» **Requirement**:
Within this material, how many lines have the string "orders" in them? The answer is a number, with nothing added.

[Dataset excerpt]
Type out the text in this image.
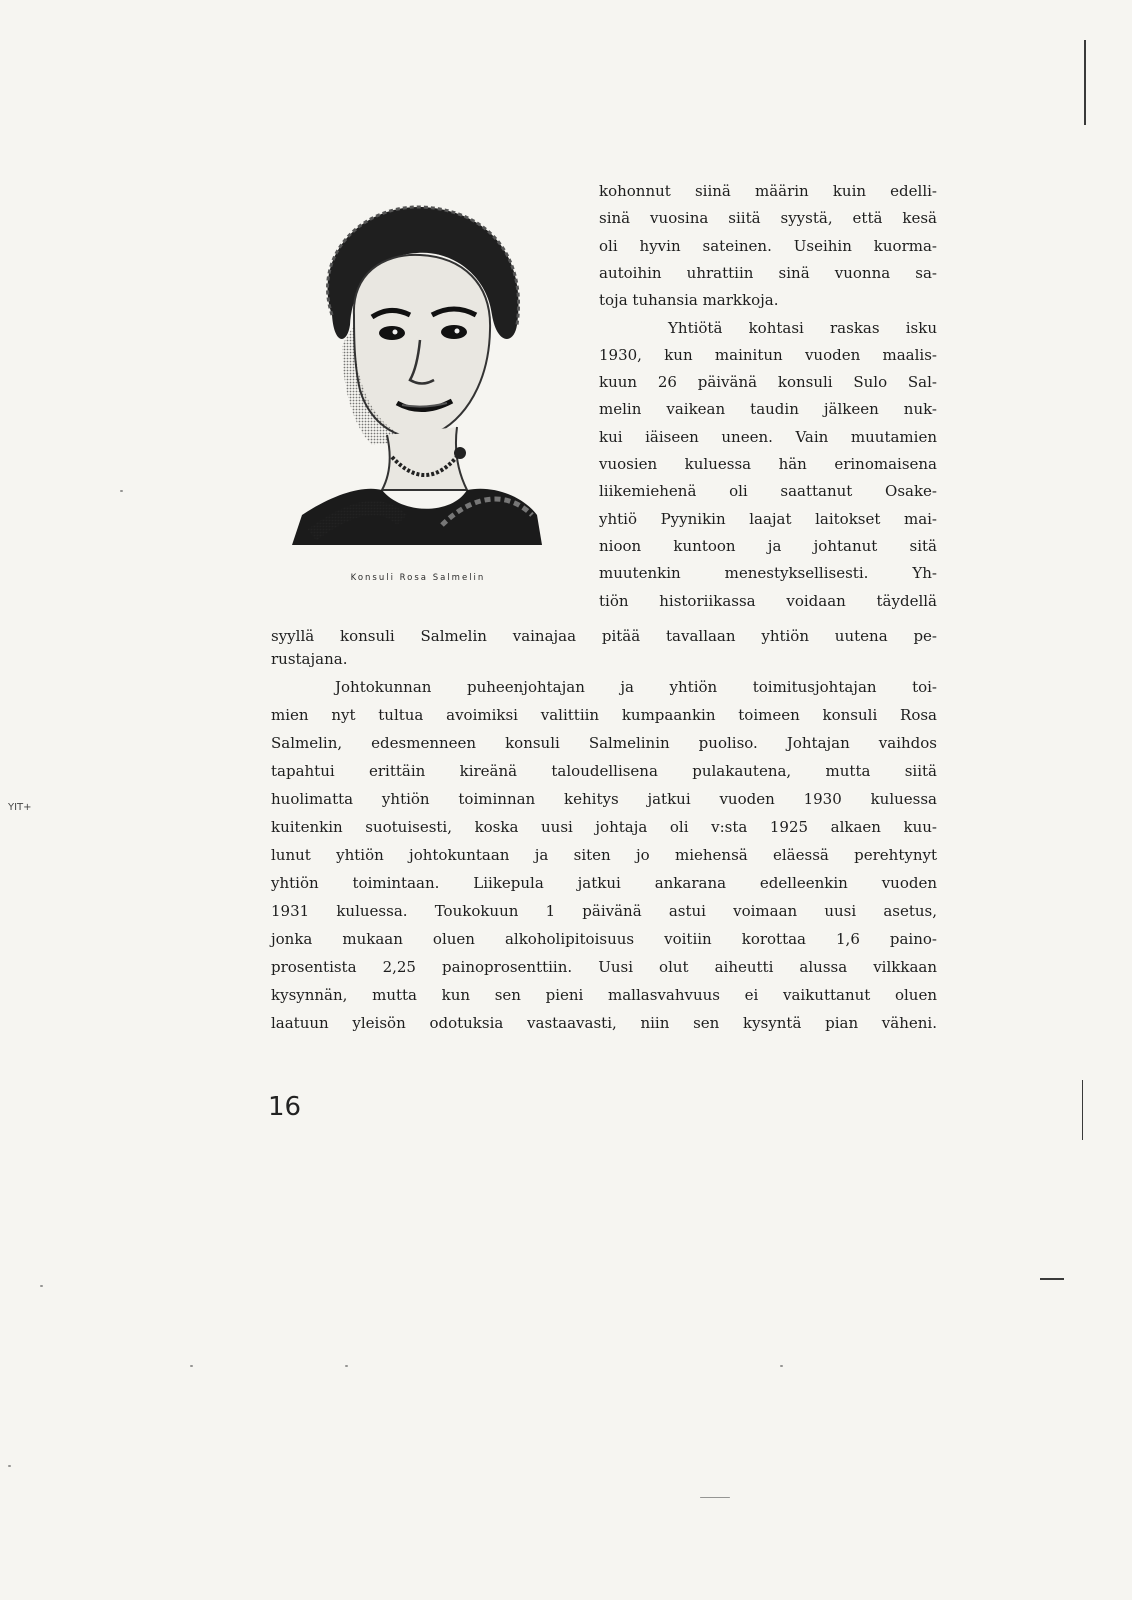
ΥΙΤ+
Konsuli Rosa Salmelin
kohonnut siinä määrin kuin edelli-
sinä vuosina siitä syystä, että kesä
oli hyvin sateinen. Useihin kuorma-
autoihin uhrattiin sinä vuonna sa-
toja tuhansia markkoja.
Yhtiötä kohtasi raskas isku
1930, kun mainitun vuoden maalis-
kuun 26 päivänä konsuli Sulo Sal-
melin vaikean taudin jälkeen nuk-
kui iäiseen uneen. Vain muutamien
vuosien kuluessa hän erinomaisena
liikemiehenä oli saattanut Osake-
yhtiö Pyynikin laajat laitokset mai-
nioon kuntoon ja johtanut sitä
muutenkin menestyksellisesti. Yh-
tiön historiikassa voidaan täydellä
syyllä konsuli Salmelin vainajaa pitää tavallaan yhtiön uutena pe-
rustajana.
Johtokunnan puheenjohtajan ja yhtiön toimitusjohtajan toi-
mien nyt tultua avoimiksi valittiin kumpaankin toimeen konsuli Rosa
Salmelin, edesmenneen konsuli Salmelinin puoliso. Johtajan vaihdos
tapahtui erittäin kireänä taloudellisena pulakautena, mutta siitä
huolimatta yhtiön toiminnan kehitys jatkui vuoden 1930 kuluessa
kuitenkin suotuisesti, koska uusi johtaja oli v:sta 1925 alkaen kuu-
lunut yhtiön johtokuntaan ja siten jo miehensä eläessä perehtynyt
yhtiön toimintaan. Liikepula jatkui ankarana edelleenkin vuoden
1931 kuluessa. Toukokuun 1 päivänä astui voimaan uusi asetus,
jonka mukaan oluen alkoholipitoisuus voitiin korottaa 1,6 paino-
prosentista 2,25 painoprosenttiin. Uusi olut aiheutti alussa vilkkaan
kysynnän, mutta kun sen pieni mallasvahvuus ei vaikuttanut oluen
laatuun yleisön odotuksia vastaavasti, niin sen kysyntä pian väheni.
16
* * *
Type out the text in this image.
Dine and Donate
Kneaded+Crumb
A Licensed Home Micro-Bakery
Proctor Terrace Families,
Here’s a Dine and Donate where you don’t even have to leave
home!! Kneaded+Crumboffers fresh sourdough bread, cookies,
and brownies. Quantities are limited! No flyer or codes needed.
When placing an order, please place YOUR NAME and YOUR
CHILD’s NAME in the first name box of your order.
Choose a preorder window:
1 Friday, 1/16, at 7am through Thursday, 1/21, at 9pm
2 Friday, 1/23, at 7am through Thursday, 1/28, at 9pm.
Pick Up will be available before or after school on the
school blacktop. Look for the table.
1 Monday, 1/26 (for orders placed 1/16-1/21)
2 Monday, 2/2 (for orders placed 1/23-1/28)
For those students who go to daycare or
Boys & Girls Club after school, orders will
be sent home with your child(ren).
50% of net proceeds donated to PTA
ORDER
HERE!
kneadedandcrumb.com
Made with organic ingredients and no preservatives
==
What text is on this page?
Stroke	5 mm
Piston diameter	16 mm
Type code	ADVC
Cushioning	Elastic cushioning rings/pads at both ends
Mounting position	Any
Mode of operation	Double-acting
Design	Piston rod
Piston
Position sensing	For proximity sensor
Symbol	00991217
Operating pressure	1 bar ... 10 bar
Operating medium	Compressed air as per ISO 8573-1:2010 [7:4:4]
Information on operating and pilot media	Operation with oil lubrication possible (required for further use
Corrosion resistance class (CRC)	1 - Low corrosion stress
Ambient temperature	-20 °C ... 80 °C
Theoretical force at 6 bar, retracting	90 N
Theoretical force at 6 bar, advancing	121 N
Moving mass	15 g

» **Solution to this task**:
3